▶ [EXERCISE OBJECTIVE]
Copy each line of the entries beneath that contains the word "with".

── RECORDS FOR PROCESSING

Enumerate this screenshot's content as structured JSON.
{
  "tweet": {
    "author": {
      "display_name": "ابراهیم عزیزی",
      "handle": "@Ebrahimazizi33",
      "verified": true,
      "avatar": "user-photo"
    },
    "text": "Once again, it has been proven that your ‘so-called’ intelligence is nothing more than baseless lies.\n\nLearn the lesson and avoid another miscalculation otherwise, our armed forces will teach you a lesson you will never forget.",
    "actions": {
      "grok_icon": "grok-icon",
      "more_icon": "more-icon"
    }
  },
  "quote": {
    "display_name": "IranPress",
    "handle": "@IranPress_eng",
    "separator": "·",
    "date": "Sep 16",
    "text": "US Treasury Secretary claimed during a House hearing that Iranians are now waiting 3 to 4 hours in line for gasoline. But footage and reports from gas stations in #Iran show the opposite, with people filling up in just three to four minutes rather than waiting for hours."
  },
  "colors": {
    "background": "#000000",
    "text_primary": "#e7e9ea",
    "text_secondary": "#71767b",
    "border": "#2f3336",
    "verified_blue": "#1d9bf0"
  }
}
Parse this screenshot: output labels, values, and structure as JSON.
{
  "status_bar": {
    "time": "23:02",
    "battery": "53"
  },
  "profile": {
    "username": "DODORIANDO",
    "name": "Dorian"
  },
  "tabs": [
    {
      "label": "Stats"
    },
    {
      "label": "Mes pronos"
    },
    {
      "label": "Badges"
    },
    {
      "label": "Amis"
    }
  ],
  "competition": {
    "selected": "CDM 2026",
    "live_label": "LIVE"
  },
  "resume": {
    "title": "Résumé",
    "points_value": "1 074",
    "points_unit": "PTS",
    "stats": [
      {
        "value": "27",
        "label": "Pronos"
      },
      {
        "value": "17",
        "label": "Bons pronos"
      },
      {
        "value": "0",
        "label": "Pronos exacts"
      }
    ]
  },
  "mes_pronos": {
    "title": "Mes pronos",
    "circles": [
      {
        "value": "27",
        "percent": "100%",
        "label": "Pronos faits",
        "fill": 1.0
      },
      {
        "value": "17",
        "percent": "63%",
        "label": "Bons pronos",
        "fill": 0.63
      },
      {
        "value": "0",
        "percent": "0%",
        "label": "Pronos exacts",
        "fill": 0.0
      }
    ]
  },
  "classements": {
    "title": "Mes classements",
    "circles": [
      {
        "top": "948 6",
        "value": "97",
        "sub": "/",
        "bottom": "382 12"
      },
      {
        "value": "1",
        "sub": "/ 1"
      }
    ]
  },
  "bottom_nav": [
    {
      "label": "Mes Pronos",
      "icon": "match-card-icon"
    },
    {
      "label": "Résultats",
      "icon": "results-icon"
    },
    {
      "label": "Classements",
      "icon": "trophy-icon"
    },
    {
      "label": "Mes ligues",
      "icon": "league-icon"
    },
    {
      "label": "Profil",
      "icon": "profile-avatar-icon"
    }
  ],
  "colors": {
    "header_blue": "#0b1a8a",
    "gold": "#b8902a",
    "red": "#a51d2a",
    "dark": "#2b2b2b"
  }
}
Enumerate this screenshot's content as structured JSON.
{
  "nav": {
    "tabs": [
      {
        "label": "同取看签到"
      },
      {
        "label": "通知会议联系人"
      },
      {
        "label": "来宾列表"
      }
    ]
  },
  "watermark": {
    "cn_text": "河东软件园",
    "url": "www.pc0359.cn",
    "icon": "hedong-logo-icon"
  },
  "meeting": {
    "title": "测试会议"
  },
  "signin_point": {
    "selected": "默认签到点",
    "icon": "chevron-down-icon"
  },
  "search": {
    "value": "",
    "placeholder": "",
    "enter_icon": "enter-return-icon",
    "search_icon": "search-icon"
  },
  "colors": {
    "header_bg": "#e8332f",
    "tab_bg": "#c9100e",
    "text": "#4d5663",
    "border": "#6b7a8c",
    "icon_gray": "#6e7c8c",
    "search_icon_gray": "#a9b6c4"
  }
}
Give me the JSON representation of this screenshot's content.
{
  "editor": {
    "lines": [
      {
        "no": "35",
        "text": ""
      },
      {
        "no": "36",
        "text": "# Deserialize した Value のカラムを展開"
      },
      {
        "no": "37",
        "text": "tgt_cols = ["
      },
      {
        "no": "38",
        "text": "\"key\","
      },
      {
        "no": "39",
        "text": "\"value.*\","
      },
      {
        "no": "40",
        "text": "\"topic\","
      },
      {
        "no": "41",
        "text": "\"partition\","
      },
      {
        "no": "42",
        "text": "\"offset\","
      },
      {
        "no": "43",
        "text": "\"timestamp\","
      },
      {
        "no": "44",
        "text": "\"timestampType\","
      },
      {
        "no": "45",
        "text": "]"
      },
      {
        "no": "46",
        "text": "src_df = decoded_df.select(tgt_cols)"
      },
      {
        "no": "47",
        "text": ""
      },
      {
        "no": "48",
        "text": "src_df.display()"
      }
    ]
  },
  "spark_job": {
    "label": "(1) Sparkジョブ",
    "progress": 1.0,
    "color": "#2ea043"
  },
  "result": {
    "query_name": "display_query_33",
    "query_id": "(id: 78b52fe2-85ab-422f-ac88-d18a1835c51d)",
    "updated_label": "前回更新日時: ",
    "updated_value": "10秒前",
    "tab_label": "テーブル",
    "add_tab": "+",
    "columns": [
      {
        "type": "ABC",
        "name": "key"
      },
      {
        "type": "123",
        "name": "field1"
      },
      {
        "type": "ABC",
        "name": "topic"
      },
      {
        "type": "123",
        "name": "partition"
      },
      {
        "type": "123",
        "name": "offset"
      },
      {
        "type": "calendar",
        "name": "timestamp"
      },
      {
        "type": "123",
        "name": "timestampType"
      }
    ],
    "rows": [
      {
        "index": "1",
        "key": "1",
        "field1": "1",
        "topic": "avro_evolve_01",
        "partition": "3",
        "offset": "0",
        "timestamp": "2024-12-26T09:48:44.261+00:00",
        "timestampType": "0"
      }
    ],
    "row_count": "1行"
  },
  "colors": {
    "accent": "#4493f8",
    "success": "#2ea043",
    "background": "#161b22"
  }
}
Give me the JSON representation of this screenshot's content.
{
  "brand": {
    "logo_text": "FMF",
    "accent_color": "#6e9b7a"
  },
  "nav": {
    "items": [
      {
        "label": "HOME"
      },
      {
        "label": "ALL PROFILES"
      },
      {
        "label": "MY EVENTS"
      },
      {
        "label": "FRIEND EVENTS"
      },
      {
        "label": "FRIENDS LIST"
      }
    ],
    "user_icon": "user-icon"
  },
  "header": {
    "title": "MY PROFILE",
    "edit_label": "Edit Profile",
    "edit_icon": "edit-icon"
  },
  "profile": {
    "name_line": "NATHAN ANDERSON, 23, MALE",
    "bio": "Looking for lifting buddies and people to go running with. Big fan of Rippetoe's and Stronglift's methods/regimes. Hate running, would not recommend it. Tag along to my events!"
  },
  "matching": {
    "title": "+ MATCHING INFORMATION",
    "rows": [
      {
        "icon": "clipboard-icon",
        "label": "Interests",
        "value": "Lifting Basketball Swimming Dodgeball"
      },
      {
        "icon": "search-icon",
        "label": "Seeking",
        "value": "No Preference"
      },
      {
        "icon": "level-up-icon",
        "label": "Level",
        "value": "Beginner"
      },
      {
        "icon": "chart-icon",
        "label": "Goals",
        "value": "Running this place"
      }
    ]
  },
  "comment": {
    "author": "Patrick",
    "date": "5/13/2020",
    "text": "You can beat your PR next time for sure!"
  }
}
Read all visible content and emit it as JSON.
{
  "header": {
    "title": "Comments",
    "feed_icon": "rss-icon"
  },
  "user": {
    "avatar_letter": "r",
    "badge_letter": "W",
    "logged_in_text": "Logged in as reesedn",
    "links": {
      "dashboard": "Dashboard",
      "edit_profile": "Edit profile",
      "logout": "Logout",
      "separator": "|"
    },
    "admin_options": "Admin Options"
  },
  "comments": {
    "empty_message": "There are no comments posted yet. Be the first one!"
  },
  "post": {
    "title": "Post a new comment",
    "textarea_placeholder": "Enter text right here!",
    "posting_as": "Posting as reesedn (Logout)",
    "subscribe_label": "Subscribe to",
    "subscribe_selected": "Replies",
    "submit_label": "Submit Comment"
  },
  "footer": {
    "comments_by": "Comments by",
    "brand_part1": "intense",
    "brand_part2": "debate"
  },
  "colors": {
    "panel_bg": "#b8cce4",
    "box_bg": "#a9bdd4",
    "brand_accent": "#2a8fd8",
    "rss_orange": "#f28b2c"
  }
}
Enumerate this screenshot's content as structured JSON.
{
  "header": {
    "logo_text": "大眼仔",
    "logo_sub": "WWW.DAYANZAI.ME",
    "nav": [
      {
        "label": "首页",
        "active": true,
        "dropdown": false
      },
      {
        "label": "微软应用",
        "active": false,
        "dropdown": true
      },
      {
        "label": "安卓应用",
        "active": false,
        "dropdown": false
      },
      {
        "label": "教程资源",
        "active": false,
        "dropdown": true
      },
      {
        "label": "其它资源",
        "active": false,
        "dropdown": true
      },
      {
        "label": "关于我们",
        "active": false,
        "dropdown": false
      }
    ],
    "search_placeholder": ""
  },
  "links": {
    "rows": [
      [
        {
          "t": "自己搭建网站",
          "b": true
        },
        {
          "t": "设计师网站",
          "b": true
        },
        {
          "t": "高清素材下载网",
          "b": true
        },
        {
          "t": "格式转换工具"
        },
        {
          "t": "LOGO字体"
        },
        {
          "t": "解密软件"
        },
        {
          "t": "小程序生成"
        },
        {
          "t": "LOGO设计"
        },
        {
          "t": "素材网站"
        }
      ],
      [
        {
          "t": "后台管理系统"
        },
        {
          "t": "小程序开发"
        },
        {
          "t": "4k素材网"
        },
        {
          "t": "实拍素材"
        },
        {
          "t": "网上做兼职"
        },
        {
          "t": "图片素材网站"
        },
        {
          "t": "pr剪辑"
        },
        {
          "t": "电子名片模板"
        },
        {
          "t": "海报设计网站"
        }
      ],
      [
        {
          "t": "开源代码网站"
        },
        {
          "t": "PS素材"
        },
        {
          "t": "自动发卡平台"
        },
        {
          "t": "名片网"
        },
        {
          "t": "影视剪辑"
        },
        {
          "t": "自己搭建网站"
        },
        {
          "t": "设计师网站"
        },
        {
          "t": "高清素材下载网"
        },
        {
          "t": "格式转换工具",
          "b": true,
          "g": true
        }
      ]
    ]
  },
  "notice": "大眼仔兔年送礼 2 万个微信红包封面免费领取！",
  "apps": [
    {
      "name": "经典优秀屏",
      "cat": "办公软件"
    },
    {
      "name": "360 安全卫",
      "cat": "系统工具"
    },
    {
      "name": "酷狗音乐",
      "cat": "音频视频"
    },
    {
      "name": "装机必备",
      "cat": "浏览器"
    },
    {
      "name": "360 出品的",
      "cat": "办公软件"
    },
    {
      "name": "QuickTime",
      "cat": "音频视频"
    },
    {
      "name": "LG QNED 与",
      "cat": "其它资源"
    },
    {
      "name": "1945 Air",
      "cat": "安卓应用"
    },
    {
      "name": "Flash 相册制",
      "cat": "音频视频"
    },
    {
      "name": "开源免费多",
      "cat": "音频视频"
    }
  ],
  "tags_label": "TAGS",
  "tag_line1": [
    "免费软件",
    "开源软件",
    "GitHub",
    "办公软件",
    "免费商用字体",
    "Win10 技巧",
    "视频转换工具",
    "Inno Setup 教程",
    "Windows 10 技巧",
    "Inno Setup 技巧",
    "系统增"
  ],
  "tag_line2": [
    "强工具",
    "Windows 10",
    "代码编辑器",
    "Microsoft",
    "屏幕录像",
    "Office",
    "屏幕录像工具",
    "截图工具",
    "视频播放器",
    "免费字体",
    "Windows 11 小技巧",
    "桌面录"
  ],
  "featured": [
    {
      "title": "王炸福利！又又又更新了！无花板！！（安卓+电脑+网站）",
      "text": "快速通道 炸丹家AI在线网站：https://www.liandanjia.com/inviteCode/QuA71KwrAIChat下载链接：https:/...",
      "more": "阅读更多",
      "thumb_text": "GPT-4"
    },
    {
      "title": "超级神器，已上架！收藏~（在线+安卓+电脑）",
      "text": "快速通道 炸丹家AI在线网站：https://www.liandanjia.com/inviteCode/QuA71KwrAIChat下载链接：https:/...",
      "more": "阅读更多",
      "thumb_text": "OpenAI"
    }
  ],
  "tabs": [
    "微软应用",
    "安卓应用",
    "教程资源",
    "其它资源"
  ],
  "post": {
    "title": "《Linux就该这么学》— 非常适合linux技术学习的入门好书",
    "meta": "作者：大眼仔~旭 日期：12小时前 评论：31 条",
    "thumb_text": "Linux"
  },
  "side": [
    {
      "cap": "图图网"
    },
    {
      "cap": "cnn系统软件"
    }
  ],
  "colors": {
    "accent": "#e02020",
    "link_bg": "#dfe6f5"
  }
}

────

▶ [THE ANSWER]
    "text": "US Treasury Secretary claimed during a House hearing that Iranians are now waiting 3 to 4 hours in line for gasoline. But footage and reports from gas stations in #Iran show the opposite, with people filling up in just three to four minutes rather than waiting for hours."
    "bio": "Looking for lifting buddies and people to go running with. Big fan of Rippetoe's and Stronglift's methods/regimes. Hate running, would not recommend it. Tag along to my events!"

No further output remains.